### REQUIRED WORK
Transcribe the records exactly. Pictures do not belong in the transcription.

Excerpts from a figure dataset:
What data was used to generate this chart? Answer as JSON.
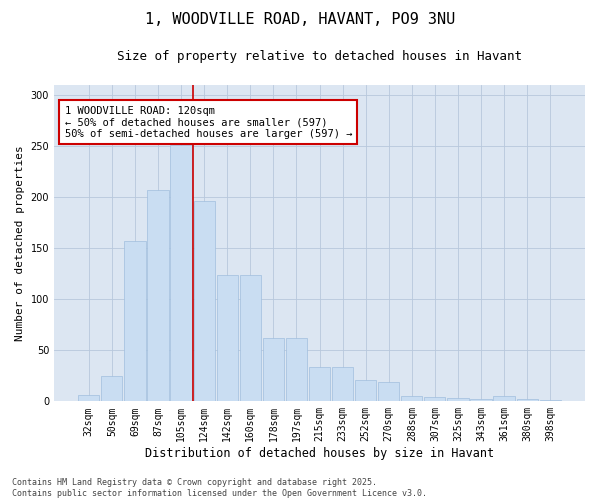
{
  "title": "1, WOODVILLE ROAD, HAVANT, PO9 3NU",
  "subtitle": "Size of property relative to detached houses in Havant",
  "xlabel": "Distribution of detached houses by size in Havant",
  "ylabel": "Number of detached properties",
  "categories": [
    "32sqm",
    "50sqm",
    "69sqm",
    "87sqm",
    "105sqm",
    "124sqm",
    "142sqm",
    "160sqm",
    "178sqm",
    "197sqm",
    "215sqm",
    "233sqm",
    "252sqm",
    "270sqm",
    "288sqm",
    "307sqm",
    "325sqm",
    "343sqm",
    "361sqm",
    "380sqm",
    "398sqm"
  ],
  "values": [
    6,
    25,
    157,
    207,
    251,
    196,
    124,
    124,
    62,
    62,
    34,
    34,
    21,
    19,
    5,
    4,
    3,
    2,
    5,
    2,
    1
  ],
  "bar_color": "#c9ddf2",
  "bar_edge_color": "#a0bedd",
  "vline_color": "#cc0000",
  "annotation_text": "1 WOODVILLE ROAD: 120sqm\n← 50% of detached houses are smaller (597)\n50% of semi-detached houses are larger (597) →",
  "annotation_box_facecolor": "#ffffff",
  "annotation_box_edgecolor": "#cc0000",
  "ylim": [
    0,
    310
  ],
  "yticks": [
    0,
    50,
    100,
    150,
    200,
    250,
    300
  ],
  "grid_color": "#b8c8dc",
  "bg_color": "#dce6f2",
  "footer_text": "Contains HM Land Registry data © Crown copyright and database right 2025.\nContains public sector information licensed under the Open Government Licence v3.0.",
  "title_fontsize": 11,
  "subtitle_fontsize": 9,
  "xlabel_fontsize": 8.5,
  "ylabel_fontsize": 8,
  "tick_fontsize": 7,
  "annotation_fontsize": 7.5,
  "footer_fontsize": 6
}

### EXERCISE OUTPUT
What data was used to generate this chart? Answer as JSON.
{
  "title": "1, WOODVILLE ROAD, HAVANT, PO9 3NU",
  "subtitle": "Size of property relative to detached houses in Havant",
  "xlabel": "Distribution of detached houses by size in Havant",
  "ylabel": "Number of detached properties",
  "categories": [
    "32sqm",
    "50sqm",
    "69sqm",
    "87sqm",
    "105sqm",
    "124sqm",
    "142sqm",
    "160sqm",
    "178sqm",
    "197sqm",
    "215sqm",
    "233sqm",
    "252sqm",
    "270sqm",
    "288sqm",
    "307sqm",
    "325sqm",
    "343sqm",
    "361sqm",
    "380sqm",
    "398sqm"
  ],
  "values": [
    6,
    25,
    157,
    207,
    251,
    196,
    124,
    124,
    62,
    62,
    34,
    34,
    21,
    19,
    5,
    4,
    3,
    2,
    5,
    2,
    1
  ],
  "bar_color": "#c9ddf2",
  "bar_edge_color": "#a0bedd",
  "vline_color": "#cc0000",
  "annotation_text": "1 WOODVILLE ROAD: 120sqm\n← 50% of detached houses are smaller (597)\n50% of semi-detached houses are larger (597) →",
  "annotation_box_facecolor": "#ffffff",
  "annotation_box_edgecolor": "#cc0000",
  "ylim": [
    0,
    310
  ],
  "yticks": [
    0,
    50,
    100,
    150,
    200,
    250,
    300
  ],
  "grid_color": "#b8c8dc",
  "bg_color": "#dce6f2",
  "footer_text": "Contains HM Land Registry data © Crown copyright and database right 2025.\nContains public sector information licensed under the Open Government Licence v3.0.",
  "title_fontsize": 11,
  "subtitle_fontsize": 9,
  "xlabel_fontsize": 8.5,
  "ylabel_fontsize": 8,
  "tick_fontsize": 7,
  "annotation_fontsize": 7.5,
  "footer_fontsize": 6
}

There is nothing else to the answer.